--- START ---

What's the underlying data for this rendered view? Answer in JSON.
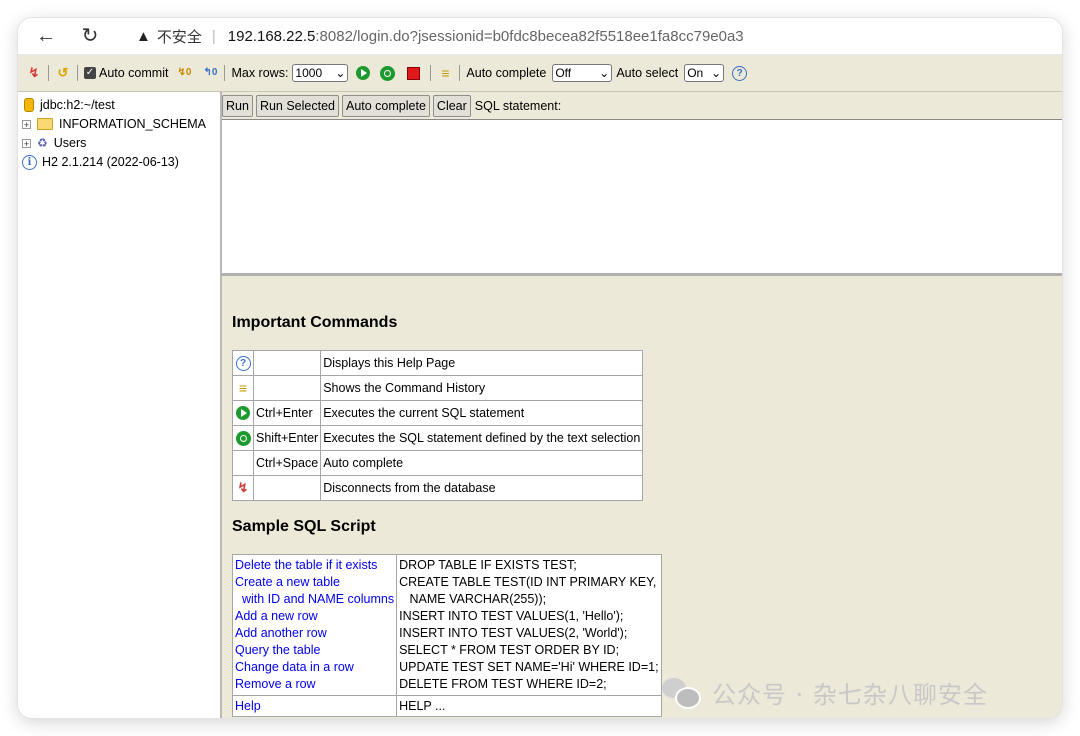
{
  "browser": {
    "insecure_label": "不安全",
    "url_host": "192.168.22.5",
    "url_rest": ":8082/login.do?jsessionid=b0fdc8becea82f5518ee1fa8cc79e0a3"
  },
  "toolbar": {
    "auto_commit_label": "Auto commit",
    "auto_commit_checked": true,
    "max_rows_label": "Max rows:",
    "max_rows_value": "1000",
    "auto_complete_label": "Auto complete",
    "auto_complete_value": "Off",
    "auto_select_label": "Auto select",
    "auto_select_value": "On"
  },
  "tree": {
    "connection": "jdbc:h2:~/test",
    "items": [
      {
        "label": "INFORMATION_SCHEMA",
        "icon": "folder-icon"
      },
      {
        "label": "Users",
        "icon": "users-icon"
      }
    ],
    "version": "H2 2.1.214 (2022-06-13)"
  },
  "query": {
    "run_label": "Run",
    "run_selected_label": "Run Selected",
    "auto_complete_label": "Auto complete",
    "clear_label": "Clear",
    "sql_statement_label": "SQL statement:"
  },
  "important": {
    "title": "Important Commands",
    "rows": [
      {
        "icon": "help-icon",
        "shortcut": "",
        "description": "Displays this Help Page"
      },
      {
        "icon": "history-icon",
        "shortcut": "",
        "description": "Shows the Command History"
      },
      {
        "icon": "run-icon",
        "shortcut": "Ctrl+Enter",
        "description": "Executes the current SQL statement"
      },
      {
        "icon": "run-selected-icon",
        "shortcut": "Shift+Enter",
        "description": "Executes the SQL statement defined by the text selection"
      },
      {
        "icon": "",
        "shortcut": "Ctrl+Space",
        "description": "Auto complete"
      },
      {
        "icon": "disconnect-icon",
        "shortcut": "",
        "description": "Disconnects from the database"
      }
    ]
  },
  "sample": {
    "title": "Sample SQL Script",
    "left_lines": [
      "Delete the table if it exists",
      "Create a new table",
      "  with ID and NAME columns",
      "Add a new row",
      "Add another row",
      "Query the table",
      "Change data in a row",
      "Remove a row"
    ],
    "right_lines": [
      "DROP TABLE IF EXISTS TEST;",
      "CREATE TABLE TEST(ID INT PRIMARY KEY,",
      "   NAME VARCHAR(255));",
      "INSERT INTO TEST VALUES(1, 'Hello');",
      "INSERT INTO TEST VALUES(2, 'World');",
      "SELECT * FROM TEST ORDER BY ID;",
      "UPDATE TEST SET NAME='Hi' WHERE ID=1;",
      "DELETE FROM TEST WHERE ID=2;"
    ],
    "help_link": "Help",
    "help_code": "HELP ..."
  },
  "watermark": "公众号 · 杂七杂八聊安全"
}
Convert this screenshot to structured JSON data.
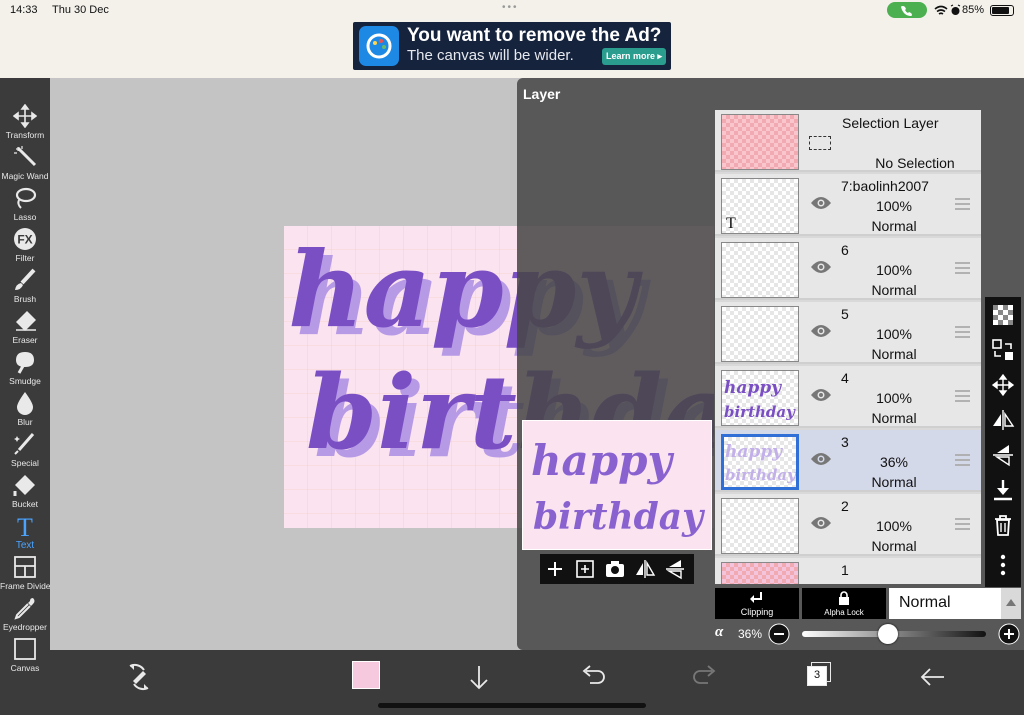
{
  "status_bar": {
    "time": "14:33",
    "date": "Thu 30 Dec",
    "battery": "85%",
    "colors": {
      "call_pill": "#4caf50"
    }
  },
  "ad": {
    "headline": "You want to remove the Ad?",
    "subline": "The canvas will be wider.",
    "button": "Learn more ▸"
  },
  "tools": [
    {
      "label": "Transform",
      "icon": "move-arrows-icon"
    },
    {
      "label": "Magic Wand",
      "icon": "magic-wand-icon"
    },
    {
      "label": "Lasso",
      "icon": "lasso-icon"
    },
    {
      "label": "Filter",
      "icon": "fx-icon"
    },
    {
      "label": "Brush",
      "icon": "brush-icon"
    },
    {
      "label": "Eraser",
      "icon": "eraser-icon"
    },
    {
      "label": "Smudge",
      "icon": "smudge-icon"
    },
    {
      "label": "Blur",
      "icon": "drop-icon"
    },
    {
      "label": "Special",
      "icon": "special-pen-icon"
    },
    {
      "label": "Bucket",
      "icon": "bucket-icon"
    },
    {
      "label": "Text",
      "icon": "text-t-icon",
      "active": true
    },
    {
      "label": "Frame Divider",
      "icon": "frame-divider-icon"
    },
    {
      "label": "Eyedropper",
      "icon": "eyedropper-icon"
    },
    {
      "label": "Canvas",
      "icon": "canvas-icon"
    }
  ],
  "layer_panel": {
    "title": "Layer",
    "selection_layer": {
      "name": "Selection Layer",
      "status": "No Selection"
    },
    "layers": [
      {
        "name": "7:baolinh2007",
        "opacity": "100%",
        "mode": "Normal",
        "text_layer": true
      },
      {
        "name": "6",
        "opacity": "100%",
        "mode": "Normal"
      },
      {
        "name": "5",
        "opacity": "100%",
        "mode": "Normal"
      },
      {
        "name": "4",
        "opacity": "100%",
        "mode": "Normal"
      },
      {
        "name": "3",
        "opacity": "36%",
        "mode": "Normal",
        "selected": true
      },
      {
        "name": "2",
        "opacity": "100%",
        "mode": "Normal"
      },
      {
        "name": "1",
        "opacity": "",
        "mode": ""
      }
    ],
    "clipping_label": "Clipping",
    "alpha_lock_label": "Alpha Lock",
    "blend_mode": "Normal",
    "alpha_symbol": "α",
    "opacity_value": "36%",
    "opacity_fraction": 0.36
  },
  "artwork": {
    "line1": "happy",
    "line2": "birthday",
    "colors": {
      "background": "#fbe3f0",
      "ink": "#7b4fc4",
      "ink_light": "#b79ae6"
    }
  },
  "bottom_bar": {
    "layer_count": "3",
    "color_swatch": "#f6c9df"
  }
}
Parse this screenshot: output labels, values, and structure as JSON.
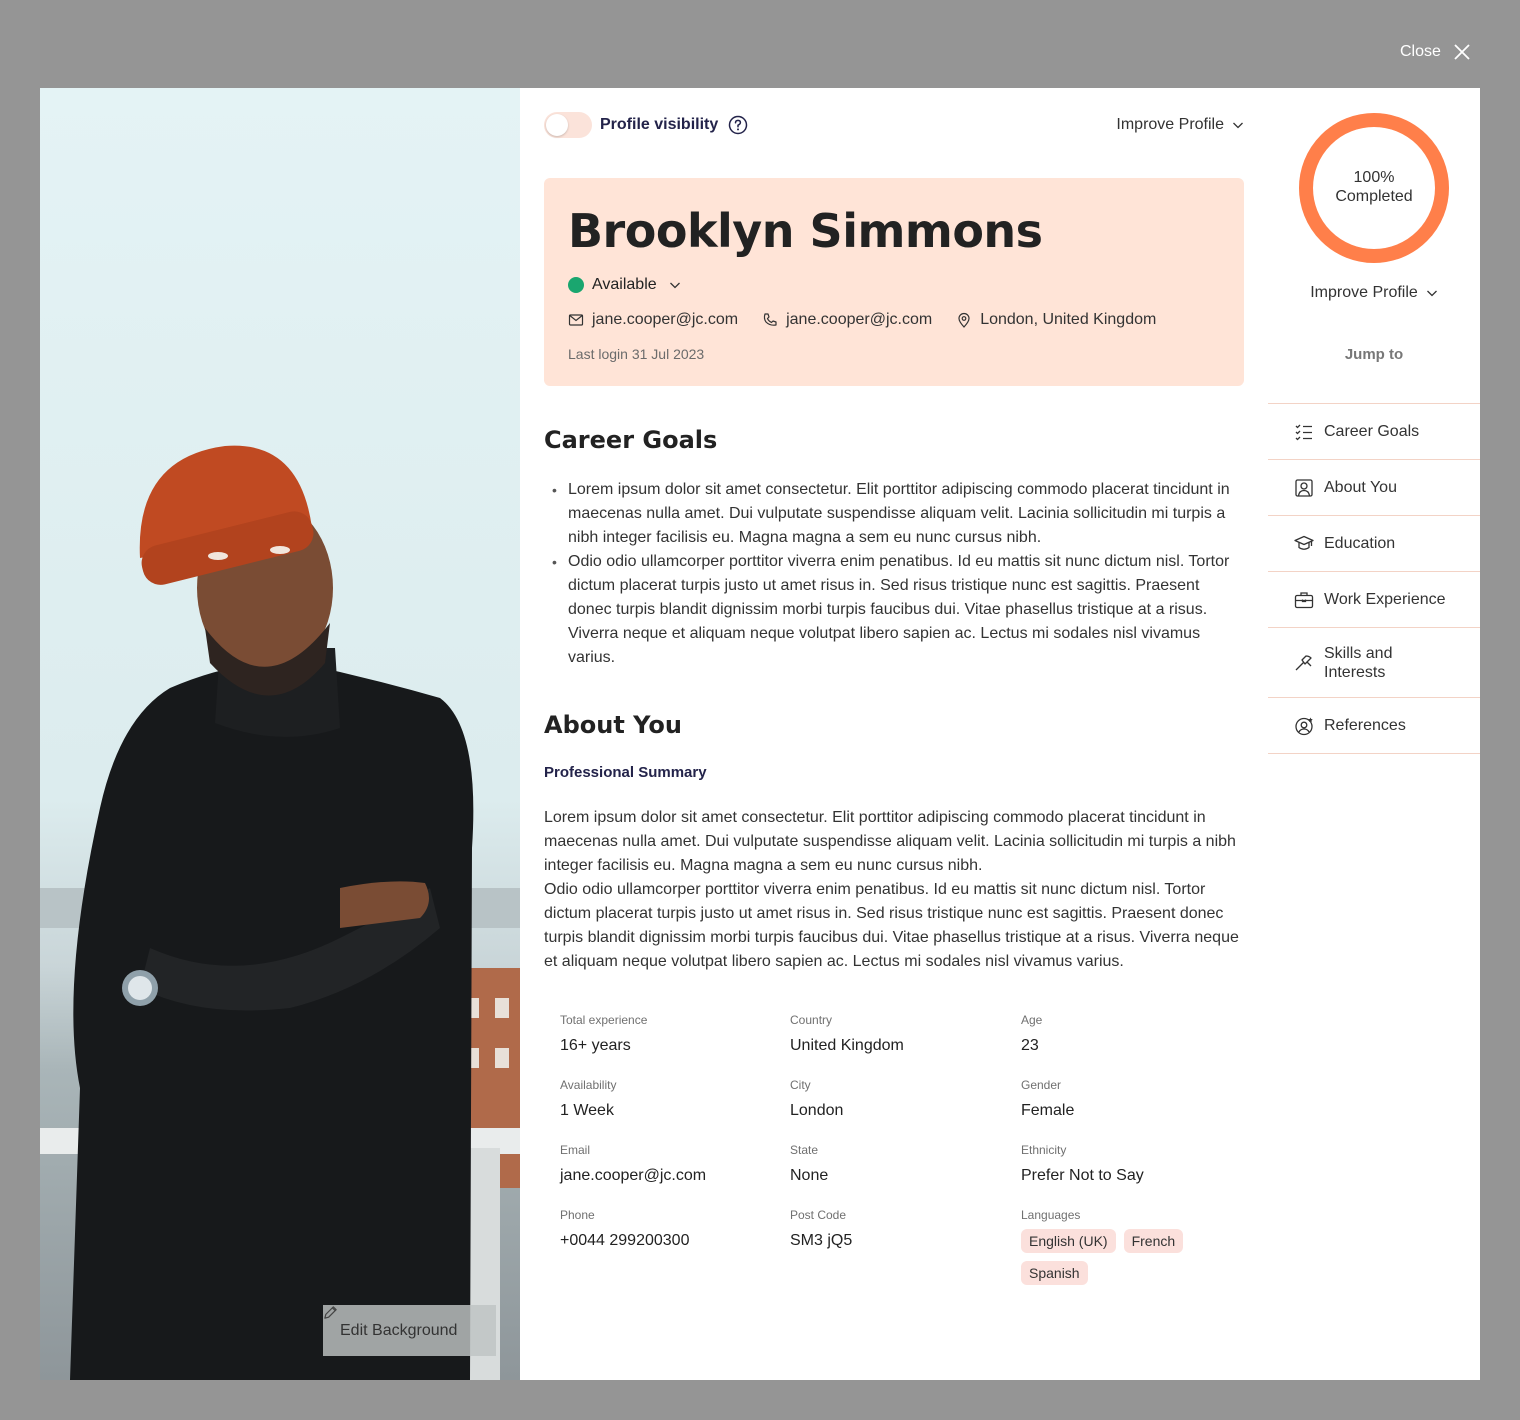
{
  "window": {
    "close_label": "Close"
  },
  "photo": {
    "edit_label": "Edit Background"
  },
  "top": {
    "visibility_label": "Profile visibility",
    "improve_label": "Improve Profile"
  },
  "profile": {
    "name": "Brooklyn Simmons",
    "status": "Available",
    "email": "jane.cooper@jc.com",
    "phone": "jane.cooper@jc.com",
    "location": "London, United Kingdom",
    "last_login": "Last login 31 Jul 2023"
  },
  "career_goals": {
    "title": "Career Goals",
    "items": [
      "Lorem ipsum dolor sit amet consectetur. Elit porttitor adipiscing commodo placerat tincidunt in maecenas nulla amet. Dui vulputate suspendisse aliquam velit. Lacinia sollicitudin mi turpis a nibh integer facilisis eu. Magna magna a sem eu nunc cursus nibh.",
      "Odio odio ullamcorper porttitor viverra enim penatibus. Id eu mattis sit nunc dictum nisl. Tortor dictum placerat turpis justo ut amet risus in. Sed risus tristique nunc est sagittis. Praesent donec turpis blandit dignissim morbi turpis faucibus dui. Vitae phasellus tristique at a risus. Viverra neque et aliquam neque volutpat libero sapien ac. Lectus mi sodales nisl vivamus varius."
    ]
  },
  "about": {
    "title": "About You",
    "subtitle": "Professional Summary",
    "summary_1": "Lorem ipsum dolor sit amet consectetur. Elit porttitor adipiscing commodo placerat tincidunt in maecenas nulla amet. Dui vulputate suspendisse aliquam velit. Lacinia sollicitudin mi turpis a nibh integer facilisis eu. Magna magna a sem eu nunc cursus nibh.",
    "summary_2": "Odio odio ullamcorper porttitor viverra enim penatibus. Id eu mattis sit nunc dictum nisl. Tortor dictum placerat turpis justo ut amet risus in. Sed risus tristique nunc est sagittis. Praesent donec turpis blandit dignissim morbi turpis faucibus dui. Vitae phasellus tristique at a risus. Viverra neque et aliquam neque volutpat libero sapien ac. Lectus mi sodales nisl vivamus varius."
  },
  "details": {
    "total_experience": {
      "label": "Total experience",
      "value": "16+ years"
    },
    "country": {
      "label": "Country",
      "value": "United Kingdom"
    },
    "age": {
      "label": "Age",
      "value": "23"
    },
    "availability": {
      "label": "Availability",
      "value": "1 Week"
    },
    "city": {
      "label": "City",
      "value": "London"
    },
    "gender": {
      "label": "Gender",
      "value": "Female"
    },
    "email": {
      "label": "Email",
      "value": "jane.cooper@jc.com"
    },
    "state": {
      "label": "State",
      "value": "None"
    },
    "ethnicity": {
      "label": "Ethnicity",
      "value": "Prefer Not to Say"
    },
    "phone": {
      "label": "Phone",
      "value": "+0044 299200300"
    },
    "post_code": {
      "label": "Post Code",
      "value": "SM3 jQ5"
    },
    "languages": {
      "label": "Languages",
      "values": [
        "English (UK)",
        "French",
        "Spanish"
      ]
    }
  },
  "sidebar": {
    "completion": {
      "percent_label": "100%",
      "text": "Completed",
      "value": 1.0
    },
    "improve_label": "Improve Profile",
    "jump_to": "Jump to",
    "nav": [
      {
        "label": "Career Goals",
        "icon": "checklist-icon"
      },
      {
        "label": "About You",
        "icon": "user-portrait-icon"
      },
      {
        "label": "Education",
        "icon": "graduation-cap-icon"
      },
      {
        "label": "Work Experience",
        "icon": "briefcase-icon"
      },
      {
        "label": "Skills and Interests",
        "icon": "hammer-icon"
      },
      {
        "label": "References",
        "icon": "user-star-icon"
      }
    ]
  },
  "colors": {
    "accent": "#ff7f4a",
    "header_bg": "#ffe4d7",
    "available": "#1aa66f",
    "heading": "#23234a"
  }
}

--- END ---

### Set task:
From the material above, copy each line that includes the word "vivamus".

### Task solution:
      "Odio odio ullamcorper porttitor viverra enim penatibus. Id eu mattis sit nunc dictum nisl. Tortor dictum placerat turpis justo ut amet risus in. Sed risus tristique nunc est sagittis. Praesent donec turpis blandit dignissim morbi turpis faucibus dui. Vitae phasellus tristique at a risus. Viverra neque et aliquam neque volutpat libero sapien ac. Lectus mi sodales nisl vivamus varius."
    "summary_2": "Odio odio ullamcorper porttitor viverra enim penatibus. Id eu mattis sit nunc dictum nisl. Tortor dictum placerat turpis justo ut amet risus in. Sed risus tristique nunc est sagittis. Praesent donec turpis blandit dignissim morbi turpis faucibus dui. Vitae phasellus tristique at a risus. Viverra neque et aliquam neque volutpat libero sapien ac. Lectus mi sodales nisl vivamus varius."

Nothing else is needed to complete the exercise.